## Record list
━━━━━━━━━━

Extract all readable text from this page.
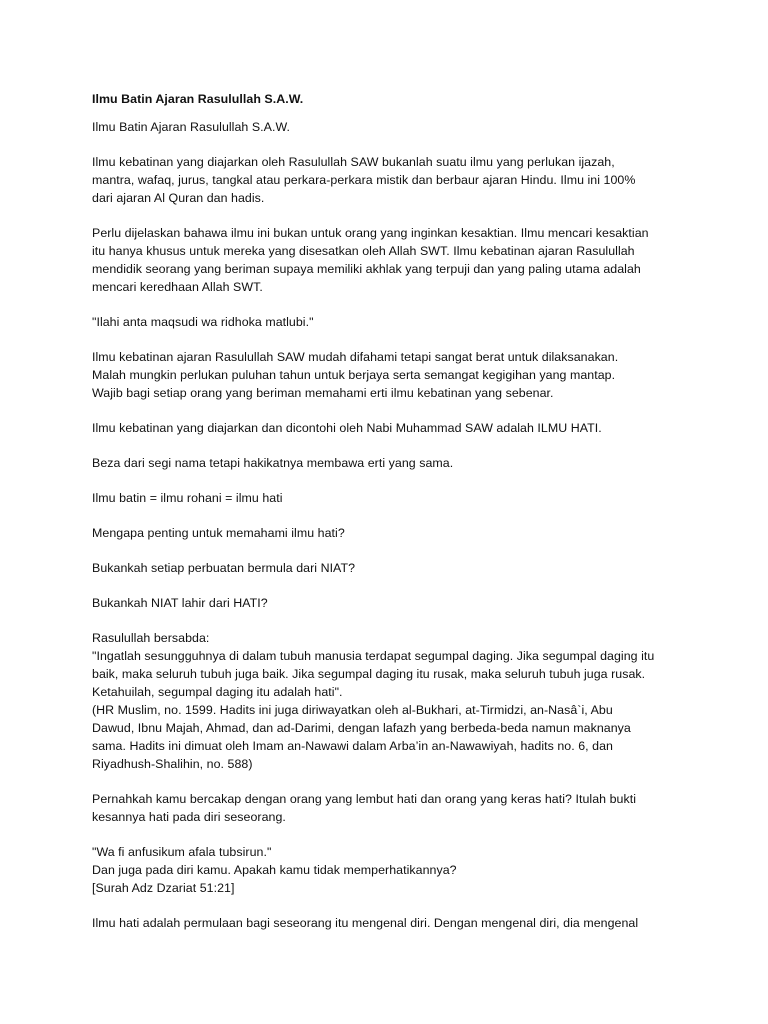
Ilmu Batin Ajaran Rasulullah S.A.W.
Ilmu Batin Ajaran Rasulullah S.A.W.
Ilmu kebatinan yang diajarkan oleh Rasulullah SAW bukanlah suatu ilmu yang perlukan ijazah,
mantra, wafaq, jurus, tangkal atau perkara-perkara mistik dan berbaur ajaran Hindu. Ilmu ini 100%
dari ajaran Al Quran dan hadis.
Perlu dijelaskan bahawa ilmu ini bukan untuk orang yang inginkan kesaktian. Ilmu mencari kesaktian
itu hanya khusus untuk mereka yang disesatkan oleh Allah SWT. Ilmu kebatinan ajaran Rasulullah
mendidik seorang yang beriman supaya memiliki akhlak yang terpuji dan yang paling utama adalah
mencari keredhaan Allah SWT.
"Ilahi anta maqsudi wa ridhoka matlubi."
Ilmu kebatinan ajaran Rasulullah SAW mudah difahami tetapi sangat berat untuk dilaksanakan.
Malah mungkin perlukan puluhan tahun untuk berjaya serta semangat kegigihan yang mantap.
Wajib bagi setiap orang yang beriman memahami erti ilmu kebatinan yang sebenar.
Ilmu kebatinan yang diajarkan dan dicontohi oleh Nabi Muhammad SAW adalah ILMU HATI.
Beza dari segi nama tetapi hakikatnya membawa erti yang sama.
Ilmu batin = ilmu rohani = ilmu hati
Mengapa penting untuk memahami ilmu hati?
Bukankah setiap perbuatan bermula dari NIAT?
Bukankah NIAT lahir dari HATI?
Rasulullah bersabda:
"Ingatlah sesungguhnya di dalam tubuh manusia terdapat segumpal daging. Jika segumpal daging itu
baik, maka seluruh tubuh juga baik. Jika segumpal daging itu rusak, maka seluruh tubuh juga rusak.
Ketahuilah, segumpal daging itu adalah hati".
(HR Muslim, no. 1599. Hadits ini juga diriwayatkan oleh al-Bukhari, at-Tirmidzi, an-Nasâ`i, Abu
Dawud, Ibnu Majah, Ahmad, dan ad-Darimi, dengan lafazh yang berbeda-beda namun maknanya
sama. Hadits ini dimuat oleh Imam an-Nawawi dalam Arba’in an-Nawawiyah, hadits no. 6, dan
Riyadhush-Shalihin, no. 588)
Pernahkah kamu bercakap dengan orang yang lembut hati dan orang yang keras hati? Itulah bukti
kesannya hati pada diri seseorang.
"Wa fi anfusikum afala tubsirun."
Dan juga pada diri kamu. Apakah kamu tidak memperhatikannya?
[Surah Adz Dzariat 51:21]
Ilmu hati adalah permulaan bagi seseorang itu mengenal diri. Dengan mengenal diri, dia mengenal
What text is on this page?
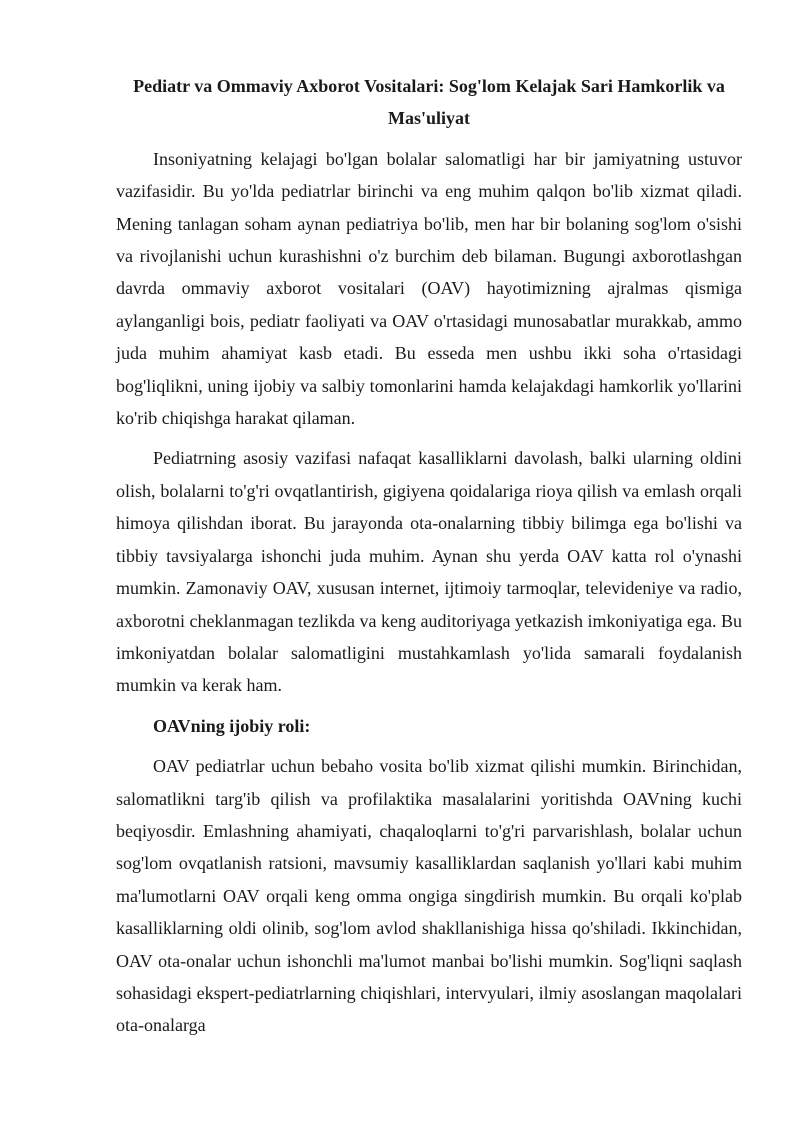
Pediatr va Ommaviy Axborot Vositalari: Sog'lom Kelajak Sari Hamkorlik va Mas'uliyat

Insoniyatning kelajagi bo'lgan bolalar salomatligi har bir jamiyatning ustuvor vazifasidir. Bu yo'lda pediatrlar birinchi va eng muhim qalqon bo'lib xizmat qiladi. Mening tanlagan soham aynan pediatriya bo'lib, men har bir bolaning sog'lom o'sishi va rivojlanishi uchun kurashishni o'z burchim deb bilaman. Bugungi axborotlashgan davrda ommaviy axborot vositalari (OAV) hayotimizning ajralmas qismiga aylanganligi bois, pediatr faoliyati va OAV o'rtasidagi munosabatlar murakkab, ammo juda muhim ahamiyat kasb etadi. Bu esseda men ushbu ikki soha o'rtasidagi bog'liqlikni, uning ijobiy va salbiy tomonlarini hamda kelajakdagi hamkorlik yo'llarini ko'rib chiqishga harakat qilaman.

Pediatrning asosiy vazifasi nafaqat kasalliklarni davolash, balki ularning oldini olish, bolalarni to'g'ri ovqatlantirish, gigiyena qoidalariga rioya qilish va emlash orqali himoya qilishdan iborat. Bu jarayonda ota-onalarning tibbiy bilimga ega bo'lishi va tibbiy tavsiyalarga ishonchi juda muhim. Aynan shu yerda OAV katta rol o'ynashi mumkin. Zamonaviy OAV, xususan internet, ijtimoiy tarmoqlar, televideniye va radio, axborotni cheklanmagan tezlikda va keng auditoriyaga yetkazish imkoniyatiga ega. Bu imkoniyatdan bolalar salomatligini mustahkamlash yo'lida samarali foydalanish mumkin va kerak ham.

OAVning ijobiy roli:

OAV pediatrlar uchun bebaho vosita bo'lib xizmat qilishi mumkin. Birinchidan, salomatlikni targ'ib qilish va profilaktika masalalarini yoritishda OAVning kuchi beqiyosdir. Emlashning ahamiyati, chaqaloqlarni to'g'ri parvarishlash, bolalar uchun sog'lom ovqatlanish ratsioni, mavsumiy kasalliklardan saqlanish yo'llari kabi muhim ma'lumotlarni OAV orqali keng omma ongiga singdirish mumkin. Bu orqali ko'plab kasalliklarning oldi olinib, sog'lom avlod shakllanishiga hissa qo'shiladi. Ikkinchidan, OAV ota-onalar uchun ishonchli ma'lumot manbai bo'lishi mumkin. Sog'liqni saqlash sohasidagi ekspert-pediatrlarning chiqishlari, intervyulari, ilmiy asoslangan maqolalari ota-onalarga
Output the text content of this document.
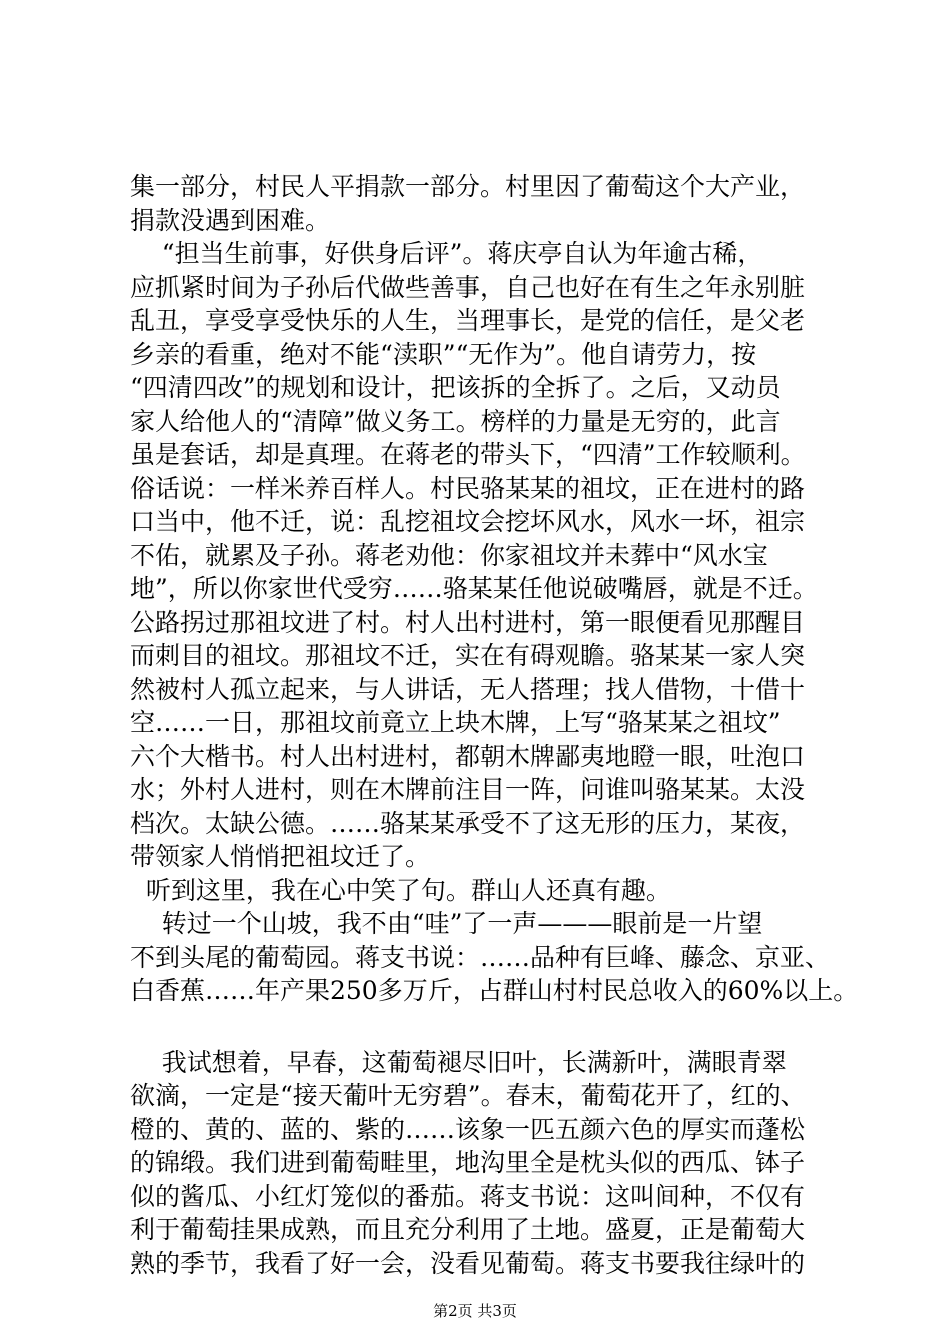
集一部分，村民人平捐款一部分。村里因了葡萄这个大产业，
捐款没遇到困难。
“担当生前事，好供身后评”。蒋庆亭自认为年逾古稀，
应抓紧时间为子孙后代做些善事，自己也好在有生之年永别脏
乱丑，享受享受快乐的人生，当理事长，是党的信任，是父老
乡亲的看重，绝对不能“渎职”“无作为”。他自请劳力，按
“四清四改”的规划和设计，把该拆的全拆了。之后，又动员
家人给他人的“清障”做义务工。榜样的力量是无穷的，此言
虽是套话，却是真理。在蒋老的带头下，“四清”工作较顺利。
俗话说：一样米养百样人。村民骆某某的祖坟，正在进村的路
口当中，他不迁，说：乱挖祖坟会挖坏风水，风水一坏，祖宗
不佑，就累及子孙。蒋老劝他：你家祖坟并未葬中“风水宝
地”，所以你家世代受穷……骆某某任他说破嘴唇，就是不迁。
公路拐过那祖坟进了村。村人出村进村，第一眼便看见那醒目
而刺目的祖坟。那祖坟不迁，实在有碍观瞻。骆某某一家人突
然被村人孤立起来，与人讲话，无人搭理；找人借物，十借十
空……一日，那祖坟前竟立上块木牌，上写“骆某某之祖坟”
六个大楷书。村人出村进村，都朝木牌鄙夷地瞪一眼，吐泡口
水；外村人进村，则在木牌前注目一阵，问谁叫骆某某。太没
档次。太缺公德。……骆某某承受不了这无形的压力，某夜，
带领家人悄悄把祖坟迁了。
听到这里，我在心中笑了句。群山人还真有趣。
转过一个山坡，我不由“哇”了一声———眼前是一片望
不到头尾的葡萄园。蒋支书说：……品种有巨峰、藤念、京亚、
白香蕉……年产果250多万斤，占群山村村民总收入的60%以上。
我试想着，早春，这葡萄褪尽旧叶，长满新叶，满眼青翠
欲滴，一定是“接天葡叶无穷碧”。春末，葡萄花开了，红的、
橙的、黄的、蓝的、紫的……该象一匹五颜六色的厚实而蓬松
的锦缎。我们进到葡萄畦里，地沟里全是枕头似的西瓜、钵子
似的酱瓜、小红灯笼似的番茄。蒋支书说：这叫间种，不仅有
利于葡萄挂果成熟，而且充分利用了土地。盛夏，正是葡萄大
熟的季节，我看了好一会，没看见葡萄。蒋支书要我往绿叶的
第2页 共3页
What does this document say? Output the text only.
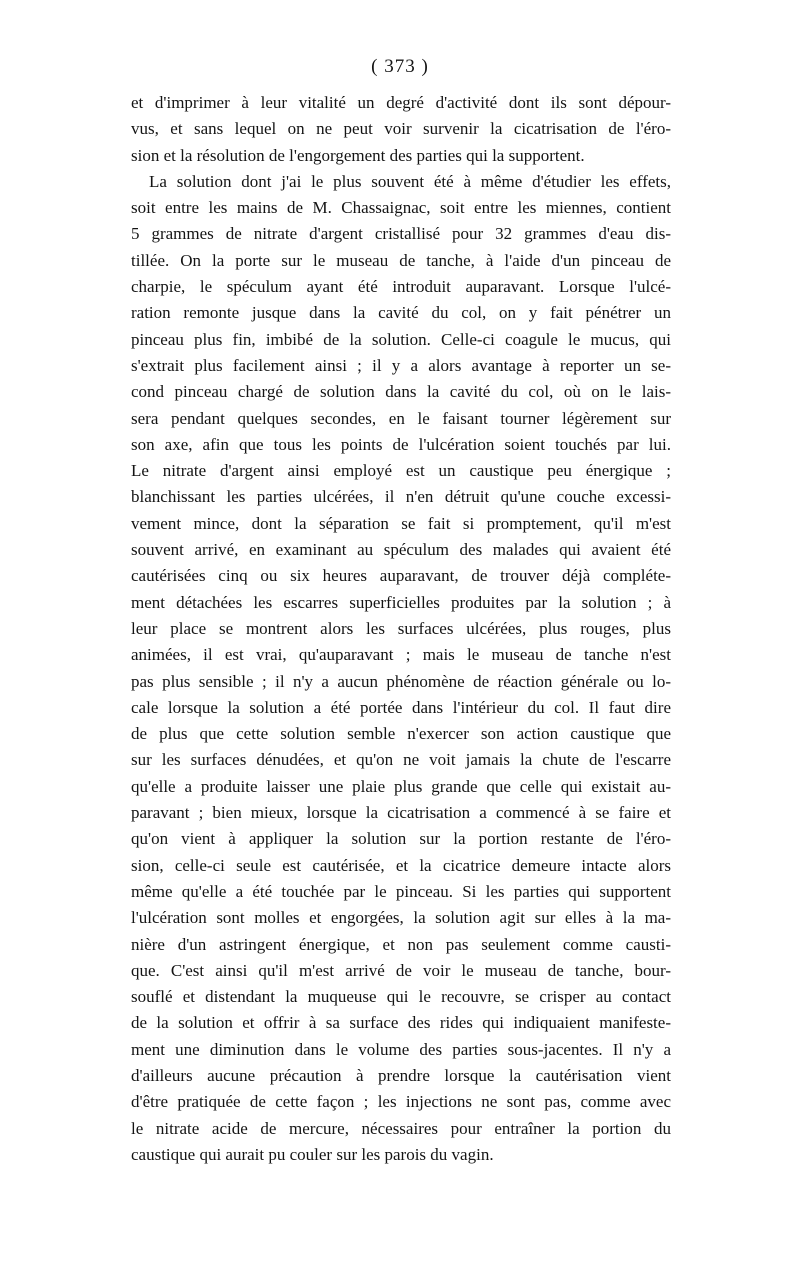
( 373 )
et d'imprimer à leur vitalité un degré d'activité dont ils sont dépour-
vus, et sans lequel on ne peut voir survenir la cicatrisation de l'éro-
sion et la résolution de l'engorgement des parties qui la supportent.
La solution dont j'ai le plus souvent été à même d'étudier les effets,
soit entre les mains de M. Chassaignac, soit entre les miennes, contient
5 grammes de nitrate d'argent cristallisé pour 32 grammes d'eau dis-
tillée. On la porte sur le museau de tanche, à l'aide d'un pinceau de
charpie, le spéculum ayant été introduit auparavant. Lorsque l'ulcé-
ration remonte jusque dans la cavité du col, on y fait pénétrer un
pinceau plus fin, imbibé de la solution. Celle-ci coagule le mucus, qui
s'extrait plus facilement ainsi ; il y a alors avantage à reporter un se-
cond pinceau chargé de solution dans la cavité du col, où on le lais-
sera pendant quelques secondes, en le faisant tourner légèrement sur
son axe, afin que tous les points de l'ulcération soient touchés par lui.
Le nitrate d'argent ainsi employé est un caustique peu énergique ;
blanchissant les parties ulcérées, il n'en détruit qu'une couche excessi-
vement mince, dont la séparation se fait si promptement, qu'il m'est
souvent arrivé, en examinant au spéculum des malades qui avaient été
cautérisées cinq ou six heures auparavant, de trouver déjà compléte-
ment détachées les escarres superficielles produites par la solution ; à
leur place se montrent alors les surfaces ulcérées, plus rouges, plus
animées, il est vrai, qu'auparavant ; mais le museau de tanche n'est
pas plus sensible ; il n'y a aucun phénomène de réaction générale ou lo-
cale lorsque la solution a été portée dans l'intérieur du col. Il faut dire
de plus que cette solution semble n'exercer son action caustique que
sur les surfaces dénudées, et qu'on ne voit jamais la chute de l'escarre
qu'elle a produite laisser une plaie plus grande que celle qui existait au-
paravant ; bien mieux, lorsque la cicatrisation a commencé à se faire et
qu'on vient à appliquer la solution sur la portion restante de l'éro-
sion, celle-ci seule est cautérisée, et la cicatrice demeure intacte alors
même qu'elle a été touchée par le pinceau. Si les parties qui supportent
l'ulcération sont molles et engorgées, la solution agit sur elles à la ma-
nière d'un astringent énergique, et non pas seulement comme causti-
que. C'est ainsi qu'il m'est arrivé de voir le museau de tanche, bour-
souflé et distendant la muqueuse qui le recouvre, se crisper au contact
de la solution et offrir à sa surface des rides qui indiquaient manifeste-
ment une diminution dans le volume des parties sous-jacentes. Il n'y a
d'ailleurs aucune précaution à prendre lorsque la cautérisation vient
d'être pratiquée de cette façon ; les injections ne sont pas, comme avec
le nitrate acide de mercure, nécessaires pour entraîner la portion du
caustique qui aurait pu couler sur les parois du vagin.
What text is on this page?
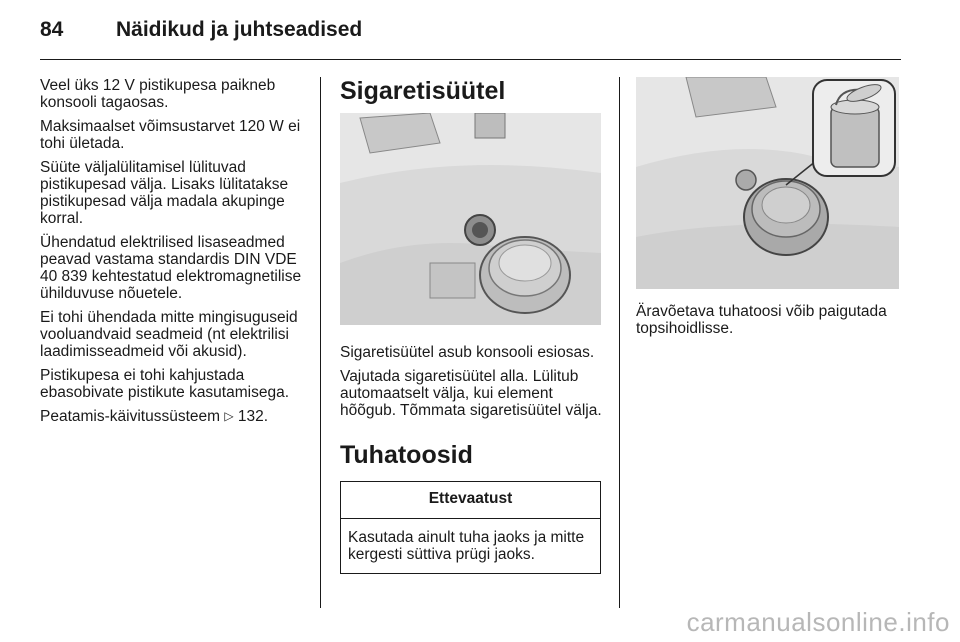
84	Näidikud ja juhtseadised

Veel üks 12 V pistikupesa paikneb konsooli tagaosas.

Maksimaalset võimsustarvet 120 W ei tohi ületada.

Süüte väljalülitamisel lülituvad pistikupesad välja. Lisaks lülitatakse pistikupesad välja madala akupinge korral.

Ühendatud elektrilised lisaseadmed peavad vastama standardis DIN VDE 40 839 kehtestatud elektromagnetilise ühilduvuse nõuetele.

Ei tohi ühendada mitte mingisuguseid vooluandvaid seadmeid (nt elektrilisi laadimisseadmeid või akusid).

Pistikupesa ei tohi kahjustada ebasobivate pistikute kasutamisega.

Peatamis-käivitussüsteem ▷ 132.

Sigaretisüütel

Sigaretisüütel asub konsooli esiosas.

Vajutada sigaretisüütel alla. Lülitub automaatselt välja, kui element hõõgub. Tõmmata sigaretisüütel välja.

Tuhatoosid
Ettevaatust
Kasutada ainult tuha jaoks ja mitte kergesti süttiva prügi jaoks.

Äravõetava tuhatoosi võib paigutada topsihoidlisse.

carmanualsonline.info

━━━━━━━━━━

## Task instructions
Extract each line from the listing that holds the word "daging".

## Exercise output
"Ingatlah sesungguhnya di dalam tubuh manusia terdapat segumpal daging. Jika segumpal daging itu
baik, maka seluruh tubuh juga baik. Jika segumpal daging itu rusak, maka seluruh tubuh juga rusak.
Ketahuilah, segumpal daging itu adalah hati".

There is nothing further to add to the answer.